## WORK TO COMPLETE
Count how many lines have the word "试用期为" in them. Reply with that number by itself.

## SUPPLIED DATA
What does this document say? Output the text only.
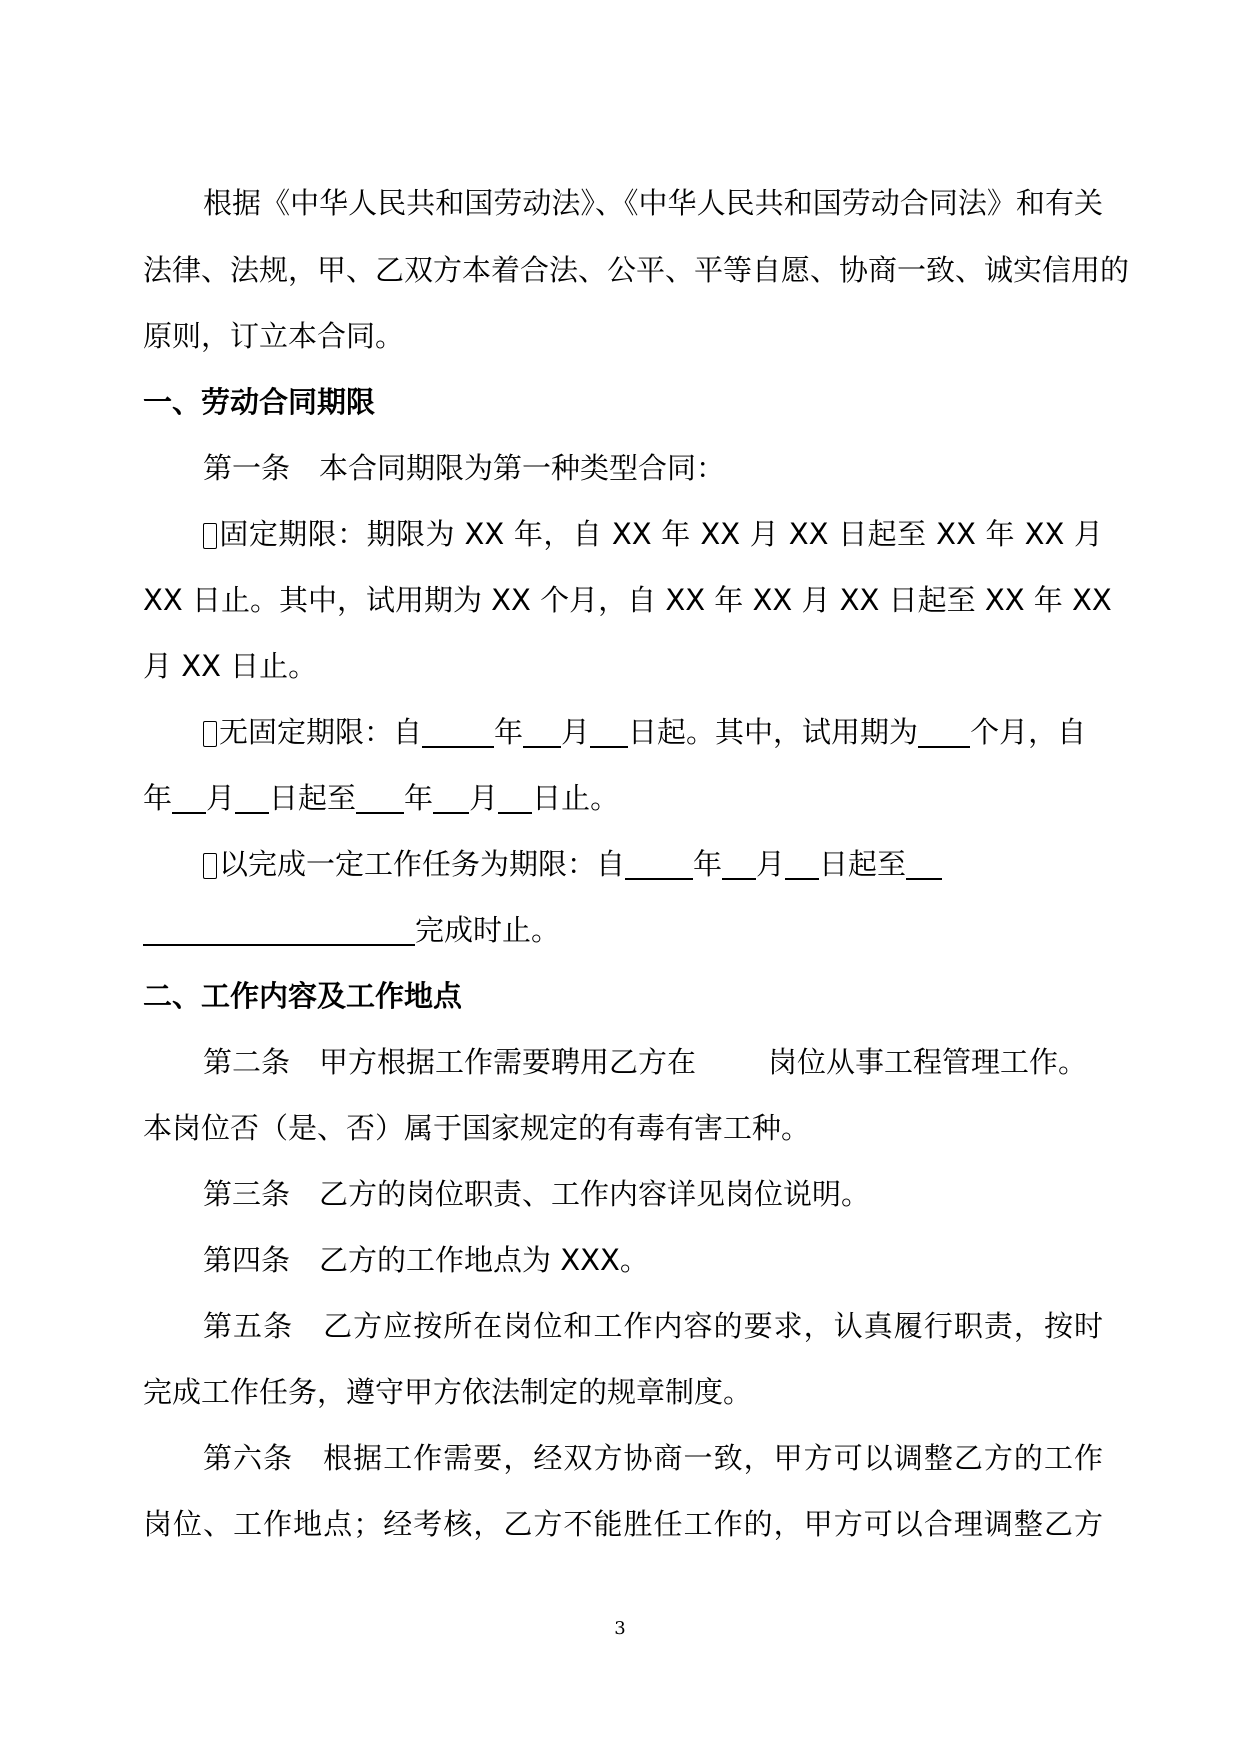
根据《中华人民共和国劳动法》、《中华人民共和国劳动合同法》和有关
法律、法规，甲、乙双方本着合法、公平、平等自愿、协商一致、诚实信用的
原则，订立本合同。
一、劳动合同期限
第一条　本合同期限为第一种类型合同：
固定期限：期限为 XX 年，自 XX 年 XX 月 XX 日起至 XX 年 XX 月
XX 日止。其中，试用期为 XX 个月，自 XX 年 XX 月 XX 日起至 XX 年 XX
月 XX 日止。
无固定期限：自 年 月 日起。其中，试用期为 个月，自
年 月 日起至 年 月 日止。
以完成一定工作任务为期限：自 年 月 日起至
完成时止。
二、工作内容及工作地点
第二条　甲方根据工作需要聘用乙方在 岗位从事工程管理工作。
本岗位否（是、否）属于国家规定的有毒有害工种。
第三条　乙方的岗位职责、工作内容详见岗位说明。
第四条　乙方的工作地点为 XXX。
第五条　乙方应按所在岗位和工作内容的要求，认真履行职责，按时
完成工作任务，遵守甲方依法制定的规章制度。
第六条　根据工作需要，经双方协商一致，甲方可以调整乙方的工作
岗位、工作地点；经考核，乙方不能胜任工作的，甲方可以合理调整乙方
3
--
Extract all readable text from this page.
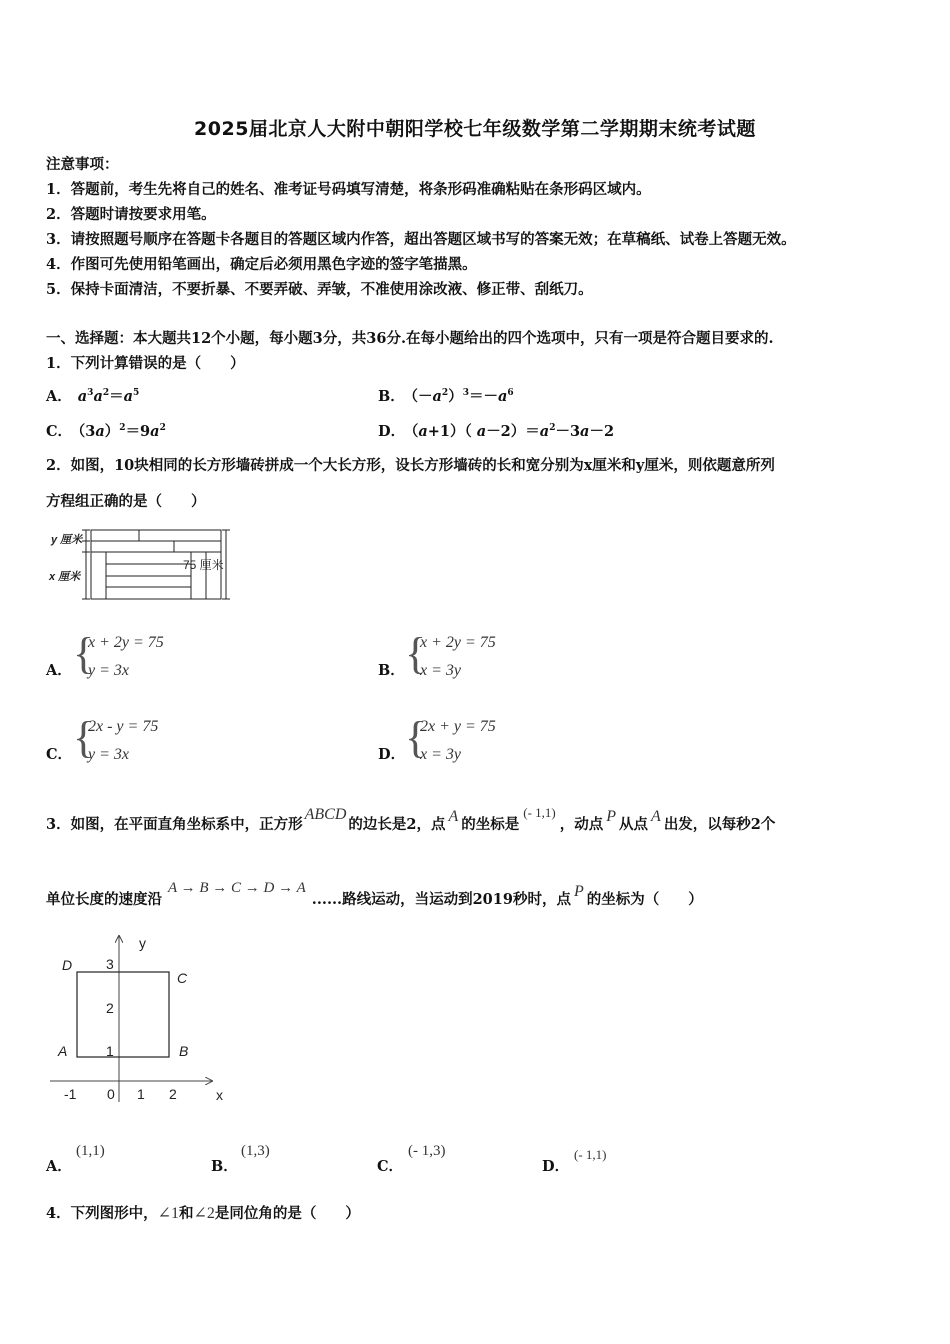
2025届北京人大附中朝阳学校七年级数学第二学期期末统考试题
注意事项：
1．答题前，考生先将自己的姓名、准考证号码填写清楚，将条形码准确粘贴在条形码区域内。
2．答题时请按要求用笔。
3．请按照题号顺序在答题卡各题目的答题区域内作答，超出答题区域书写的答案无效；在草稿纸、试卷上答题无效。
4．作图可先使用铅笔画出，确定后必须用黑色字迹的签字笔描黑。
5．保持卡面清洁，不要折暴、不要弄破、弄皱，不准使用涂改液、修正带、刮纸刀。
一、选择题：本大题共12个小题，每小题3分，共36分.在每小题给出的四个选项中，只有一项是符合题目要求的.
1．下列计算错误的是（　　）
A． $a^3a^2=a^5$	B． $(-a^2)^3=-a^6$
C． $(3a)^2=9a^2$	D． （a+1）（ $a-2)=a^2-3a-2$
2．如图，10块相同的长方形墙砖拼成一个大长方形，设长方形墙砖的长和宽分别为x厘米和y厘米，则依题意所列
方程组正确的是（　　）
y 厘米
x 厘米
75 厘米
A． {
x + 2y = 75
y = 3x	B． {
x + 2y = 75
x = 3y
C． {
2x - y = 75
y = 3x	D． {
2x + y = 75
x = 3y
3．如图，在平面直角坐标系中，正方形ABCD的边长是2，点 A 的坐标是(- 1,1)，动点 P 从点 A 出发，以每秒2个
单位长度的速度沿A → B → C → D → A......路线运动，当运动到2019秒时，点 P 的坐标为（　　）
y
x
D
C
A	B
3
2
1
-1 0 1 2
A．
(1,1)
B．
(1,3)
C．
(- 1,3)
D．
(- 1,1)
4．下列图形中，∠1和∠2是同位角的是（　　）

## SOLUTION FOR THIS TASK
2